**What you should do**
Set down each entry exactly as given; pictures should not appear in the copy.

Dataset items
+ + + + +

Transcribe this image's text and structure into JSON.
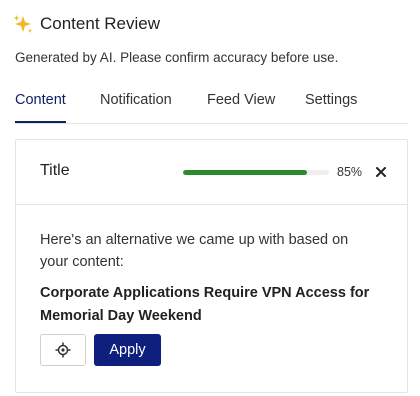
{
  "header": {
    "icon": "sparkle-icon",
    "title": "Content Review"
  },
  "disclaimer": "Generated by AI. Please confirm accuracy before use.",
  "tabs": [
    {
      "label": "Content",
      "active": true
    },
    {
      "label": "Notification",
      "active": false
    },
    {
      "label": "Feed View",
      "active": false
    },
    {
      "label": "Settings",
      "active": false
    }
  ],
  "card": {
    "title": "Title",
    "progress_percent": 85,
    "progress_label": "85%",
    "close_icon": "close-icon",
    "intro": "Here's an alternative we came up with based on your content:",
    "suggestion": "Corporate Applications Require VPN Access for Memorial Day Weekend",
    "locate_icon": "crosshair-icon",
    "apply_label": "Apply"
  },
  "colors": {
    "accent": "#0e1f7d",
    "progress": "#2b8a2b"
  }
}
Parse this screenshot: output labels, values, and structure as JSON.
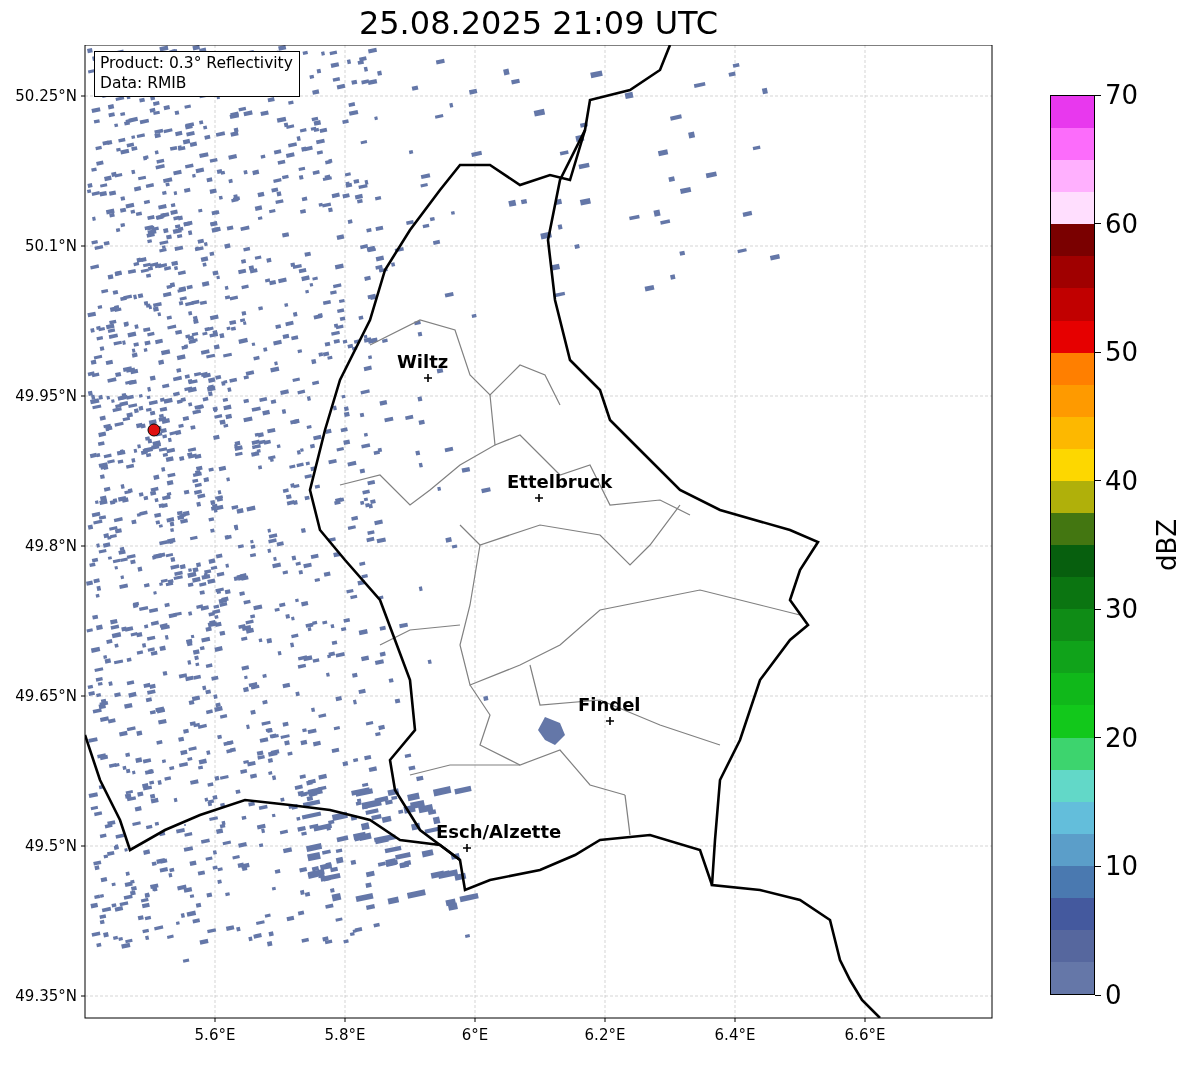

+ + + + +

**Exercise answer**
Transcribe this image's text and structure into JSON.
{
  "header": {
    "icon": "sparkle-icon",
    "title": "Content Review"
  },
  "disclaimer": "Generated by AI. Please confirm accuracy before use.",
  "tabs": [
    {
      "label": "Content",
      "active": true
    },
    {
      "label": "Notification",
      "active": false
    },
    {
      "label": "Feed View",
      "active": false
    },
    {
      "label": "Settings",
      "active": false
    }
  ],
  "card": {
    "title": "Title",
    "progress_percent": 85,
    "progress_label": "85%",
    "close_icon": "close-icon",
    "intro": "Here's an alternative we came up with based on your content:",
    "suggestion": "Corporate Applications Require VPN Access for Memorial Day Weekend",
    "locate_icon": "crosshair-icon",
    "apply_label": "Apply"
  },
  "colors": {
    "accent": "#0e1f7d",
    "progress": "#2b8a2b"
  }
}
Parse this screenshot: output labels, values, and structure as JSON.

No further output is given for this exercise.